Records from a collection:
· · · · ·

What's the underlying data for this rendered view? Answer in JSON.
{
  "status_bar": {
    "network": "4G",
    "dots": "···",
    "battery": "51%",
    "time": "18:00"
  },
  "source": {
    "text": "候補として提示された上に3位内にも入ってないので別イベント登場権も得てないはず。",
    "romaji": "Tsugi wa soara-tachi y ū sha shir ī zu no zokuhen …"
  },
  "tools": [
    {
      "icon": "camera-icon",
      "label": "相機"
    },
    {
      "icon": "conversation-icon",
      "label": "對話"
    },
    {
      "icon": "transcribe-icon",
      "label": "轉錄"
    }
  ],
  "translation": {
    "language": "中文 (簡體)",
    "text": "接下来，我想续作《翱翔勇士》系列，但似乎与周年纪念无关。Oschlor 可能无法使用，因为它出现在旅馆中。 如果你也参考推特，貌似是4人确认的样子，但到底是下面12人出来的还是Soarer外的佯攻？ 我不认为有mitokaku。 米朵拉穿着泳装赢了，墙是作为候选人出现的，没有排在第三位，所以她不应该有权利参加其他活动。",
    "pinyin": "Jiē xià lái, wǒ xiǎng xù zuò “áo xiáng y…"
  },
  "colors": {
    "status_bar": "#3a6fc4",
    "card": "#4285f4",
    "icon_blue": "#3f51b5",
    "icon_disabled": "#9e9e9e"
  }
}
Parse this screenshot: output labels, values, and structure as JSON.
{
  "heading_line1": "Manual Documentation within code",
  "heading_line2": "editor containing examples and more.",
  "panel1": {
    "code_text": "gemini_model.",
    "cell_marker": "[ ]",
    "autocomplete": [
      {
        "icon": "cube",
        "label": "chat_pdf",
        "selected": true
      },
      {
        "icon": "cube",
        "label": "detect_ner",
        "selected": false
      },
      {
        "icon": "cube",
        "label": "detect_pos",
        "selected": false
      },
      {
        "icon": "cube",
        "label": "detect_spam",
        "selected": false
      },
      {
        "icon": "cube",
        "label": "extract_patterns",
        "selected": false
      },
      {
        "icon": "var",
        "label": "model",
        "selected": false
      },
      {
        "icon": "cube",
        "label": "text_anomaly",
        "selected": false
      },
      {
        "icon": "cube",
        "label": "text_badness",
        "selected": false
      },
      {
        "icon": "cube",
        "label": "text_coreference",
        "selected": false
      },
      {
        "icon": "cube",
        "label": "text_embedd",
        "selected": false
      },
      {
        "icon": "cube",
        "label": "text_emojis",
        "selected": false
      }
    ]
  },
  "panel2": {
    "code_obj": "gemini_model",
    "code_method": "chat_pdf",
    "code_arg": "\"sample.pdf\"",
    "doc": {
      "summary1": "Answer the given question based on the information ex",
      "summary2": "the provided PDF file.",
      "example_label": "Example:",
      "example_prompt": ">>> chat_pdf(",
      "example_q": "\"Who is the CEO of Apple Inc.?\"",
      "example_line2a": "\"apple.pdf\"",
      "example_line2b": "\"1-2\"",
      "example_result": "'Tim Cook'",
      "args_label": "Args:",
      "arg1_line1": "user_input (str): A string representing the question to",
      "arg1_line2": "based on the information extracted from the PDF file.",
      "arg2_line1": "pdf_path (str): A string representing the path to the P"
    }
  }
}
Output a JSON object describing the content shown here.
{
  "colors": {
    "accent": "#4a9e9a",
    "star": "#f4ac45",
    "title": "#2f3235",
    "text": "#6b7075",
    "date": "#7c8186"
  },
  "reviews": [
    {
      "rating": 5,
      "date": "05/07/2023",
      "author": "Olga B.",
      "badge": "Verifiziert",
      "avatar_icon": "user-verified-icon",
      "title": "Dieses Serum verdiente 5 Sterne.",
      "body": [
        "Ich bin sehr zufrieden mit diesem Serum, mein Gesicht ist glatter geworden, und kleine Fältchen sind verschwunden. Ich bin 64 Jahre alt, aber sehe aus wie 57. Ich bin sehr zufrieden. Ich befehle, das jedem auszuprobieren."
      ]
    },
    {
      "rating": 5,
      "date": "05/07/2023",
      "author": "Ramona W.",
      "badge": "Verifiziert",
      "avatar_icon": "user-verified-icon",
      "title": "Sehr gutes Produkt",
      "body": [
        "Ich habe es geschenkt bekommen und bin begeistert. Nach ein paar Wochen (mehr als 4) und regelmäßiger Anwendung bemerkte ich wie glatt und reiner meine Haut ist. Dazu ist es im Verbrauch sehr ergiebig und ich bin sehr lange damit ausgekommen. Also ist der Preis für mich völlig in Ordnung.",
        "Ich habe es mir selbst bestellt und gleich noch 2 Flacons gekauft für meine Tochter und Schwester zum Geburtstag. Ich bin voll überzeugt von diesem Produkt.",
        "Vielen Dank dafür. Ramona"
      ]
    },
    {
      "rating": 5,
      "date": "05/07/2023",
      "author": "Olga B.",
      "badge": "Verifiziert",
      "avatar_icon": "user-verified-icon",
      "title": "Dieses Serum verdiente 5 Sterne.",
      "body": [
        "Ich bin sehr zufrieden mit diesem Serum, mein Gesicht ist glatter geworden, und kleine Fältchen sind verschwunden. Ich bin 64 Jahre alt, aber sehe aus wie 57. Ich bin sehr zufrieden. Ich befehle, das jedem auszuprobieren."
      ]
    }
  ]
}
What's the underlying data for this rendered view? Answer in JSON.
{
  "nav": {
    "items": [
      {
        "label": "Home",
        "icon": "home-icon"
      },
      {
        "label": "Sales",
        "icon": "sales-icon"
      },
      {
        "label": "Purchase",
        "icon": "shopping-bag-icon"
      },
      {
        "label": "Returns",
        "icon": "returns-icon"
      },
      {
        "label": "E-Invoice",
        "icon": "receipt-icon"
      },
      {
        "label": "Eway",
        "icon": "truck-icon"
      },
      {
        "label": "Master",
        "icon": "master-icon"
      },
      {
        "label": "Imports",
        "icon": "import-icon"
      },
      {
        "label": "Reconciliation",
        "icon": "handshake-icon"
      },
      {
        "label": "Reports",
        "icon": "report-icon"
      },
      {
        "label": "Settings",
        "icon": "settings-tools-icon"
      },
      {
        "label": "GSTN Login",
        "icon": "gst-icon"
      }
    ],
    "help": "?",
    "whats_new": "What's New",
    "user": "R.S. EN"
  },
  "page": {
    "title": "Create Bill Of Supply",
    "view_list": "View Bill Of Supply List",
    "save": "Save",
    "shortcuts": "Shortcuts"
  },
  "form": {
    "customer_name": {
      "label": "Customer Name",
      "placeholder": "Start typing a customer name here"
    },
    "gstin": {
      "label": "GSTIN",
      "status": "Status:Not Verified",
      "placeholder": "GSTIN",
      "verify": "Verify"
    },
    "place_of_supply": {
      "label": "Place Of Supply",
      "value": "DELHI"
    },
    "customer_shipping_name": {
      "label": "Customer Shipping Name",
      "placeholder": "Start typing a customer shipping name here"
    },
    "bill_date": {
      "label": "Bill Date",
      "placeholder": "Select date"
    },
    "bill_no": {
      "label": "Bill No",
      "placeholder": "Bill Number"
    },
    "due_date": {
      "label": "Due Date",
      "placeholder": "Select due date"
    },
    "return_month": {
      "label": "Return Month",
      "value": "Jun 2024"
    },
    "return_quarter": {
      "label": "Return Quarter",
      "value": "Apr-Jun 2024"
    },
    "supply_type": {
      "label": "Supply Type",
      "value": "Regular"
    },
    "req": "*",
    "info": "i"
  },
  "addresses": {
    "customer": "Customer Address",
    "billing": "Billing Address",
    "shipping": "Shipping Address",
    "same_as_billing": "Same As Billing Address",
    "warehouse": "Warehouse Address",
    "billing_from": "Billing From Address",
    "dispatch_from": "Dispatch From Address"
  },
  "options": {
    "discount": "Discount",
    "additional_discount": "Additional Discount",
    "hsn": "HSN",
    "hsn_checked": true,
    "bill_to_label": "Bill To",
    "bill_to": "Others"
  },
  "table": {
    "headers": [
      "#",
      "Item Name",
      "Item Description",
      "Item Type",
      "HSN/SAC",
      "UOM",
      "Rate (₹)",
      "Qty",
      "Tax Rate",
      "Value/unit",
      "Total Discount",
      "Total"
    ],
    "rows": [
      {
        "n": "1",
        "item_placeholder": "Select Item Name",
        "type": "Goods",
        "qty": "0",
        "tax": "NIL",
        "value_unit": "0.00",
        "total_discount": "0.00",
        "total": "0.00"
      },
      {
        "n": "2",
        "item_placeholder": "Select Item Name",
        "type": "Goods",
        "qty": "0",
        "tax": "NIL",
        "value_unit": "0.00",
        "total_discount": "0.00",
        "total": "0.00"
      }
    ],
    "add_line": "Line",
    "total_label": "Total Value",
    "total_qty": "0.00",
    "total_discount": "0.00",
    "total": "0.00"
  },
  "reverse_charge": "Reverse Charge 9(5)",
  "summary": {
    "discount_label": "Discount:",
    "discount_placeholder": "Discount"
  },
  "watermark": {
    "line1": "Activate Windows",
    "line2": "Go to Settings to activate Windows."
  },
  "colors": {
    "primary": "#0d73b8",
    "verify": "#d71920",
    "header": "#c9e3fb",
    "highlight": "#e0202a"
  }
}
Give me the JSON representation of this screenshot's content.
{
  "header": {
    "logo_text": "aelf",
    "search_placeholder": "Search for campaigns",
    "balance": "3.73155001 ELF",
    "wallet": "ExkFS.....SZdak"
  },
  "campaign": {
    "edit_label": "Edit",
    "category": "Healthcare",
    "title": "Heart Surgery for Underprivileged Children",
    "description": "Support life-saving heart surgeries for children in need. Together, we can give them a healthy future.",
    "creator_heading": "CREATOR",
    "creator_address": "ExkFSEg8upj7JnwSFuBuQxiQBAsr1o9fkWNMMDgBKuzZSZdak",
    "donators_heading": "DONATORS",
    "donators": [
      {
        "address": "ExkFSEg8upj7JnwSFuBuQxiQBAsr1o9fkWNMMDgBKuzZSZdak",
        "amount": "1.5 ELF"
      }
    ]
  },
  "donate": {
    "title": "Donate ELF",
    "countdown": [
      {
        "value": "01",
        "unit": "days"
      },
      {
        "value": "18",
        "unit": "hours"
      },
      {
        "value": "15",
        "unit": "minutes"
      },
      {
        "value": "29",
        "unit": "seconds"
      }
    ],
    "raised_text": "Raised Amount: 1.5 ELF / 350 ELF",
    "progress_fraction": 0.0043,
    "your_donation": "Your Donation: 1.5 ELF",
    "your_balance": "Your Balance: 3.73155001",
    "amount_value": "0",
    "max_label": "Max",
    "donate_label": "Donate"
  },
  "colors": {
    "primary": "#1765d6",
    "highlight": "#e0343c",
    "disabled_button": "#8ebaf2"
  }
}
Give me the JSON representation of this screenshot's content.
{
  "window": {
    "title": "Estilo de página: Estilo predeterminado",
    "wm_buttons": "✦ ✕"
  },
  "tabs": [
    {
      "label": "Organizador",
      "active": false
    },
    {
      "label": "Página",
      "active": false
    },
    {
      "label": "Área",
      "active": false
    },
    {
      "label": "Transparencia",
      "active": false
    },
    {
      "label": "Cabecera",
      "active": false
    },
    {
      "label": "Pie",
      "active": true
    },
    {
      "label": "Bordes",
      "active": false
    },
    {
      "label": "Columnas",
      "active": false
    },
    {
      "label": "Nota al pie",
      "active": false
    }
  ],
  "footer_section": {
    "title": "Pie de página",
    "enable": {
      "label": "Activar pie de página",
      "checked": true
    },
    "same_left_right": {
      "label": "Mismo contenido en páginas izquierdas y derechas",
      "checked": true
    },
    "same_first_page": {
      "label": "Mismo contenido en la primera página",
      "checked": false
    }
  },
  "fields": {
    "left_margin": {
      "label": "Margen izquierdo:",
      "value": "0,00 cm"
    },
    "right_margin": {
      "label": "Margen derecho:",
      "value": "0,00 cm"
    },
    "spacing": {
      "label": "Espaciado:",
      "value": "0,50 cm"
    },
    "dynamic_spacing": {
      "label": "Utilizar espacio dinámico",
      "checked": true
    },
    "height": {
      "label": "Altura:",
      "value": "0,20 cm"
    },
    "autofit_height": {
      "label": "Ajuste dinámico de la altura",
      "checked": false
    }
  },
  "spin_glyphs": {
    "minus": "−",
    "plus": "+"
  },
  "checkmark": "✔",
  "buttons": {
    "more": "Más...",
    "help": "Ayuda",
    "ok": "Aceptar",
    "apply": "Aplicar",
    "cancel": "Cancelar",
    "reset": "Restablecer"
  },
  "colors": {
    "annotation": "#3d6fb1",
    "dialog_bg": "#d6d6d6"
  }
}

· · · · ·

> [WORK REQUIRED]: Look through the entries above for the word "Margen". Copy every line where it shows up.

> [WORKED ANSWER]:
      "label": "Margen izquierdo:",
      "label": "Margen derecho:",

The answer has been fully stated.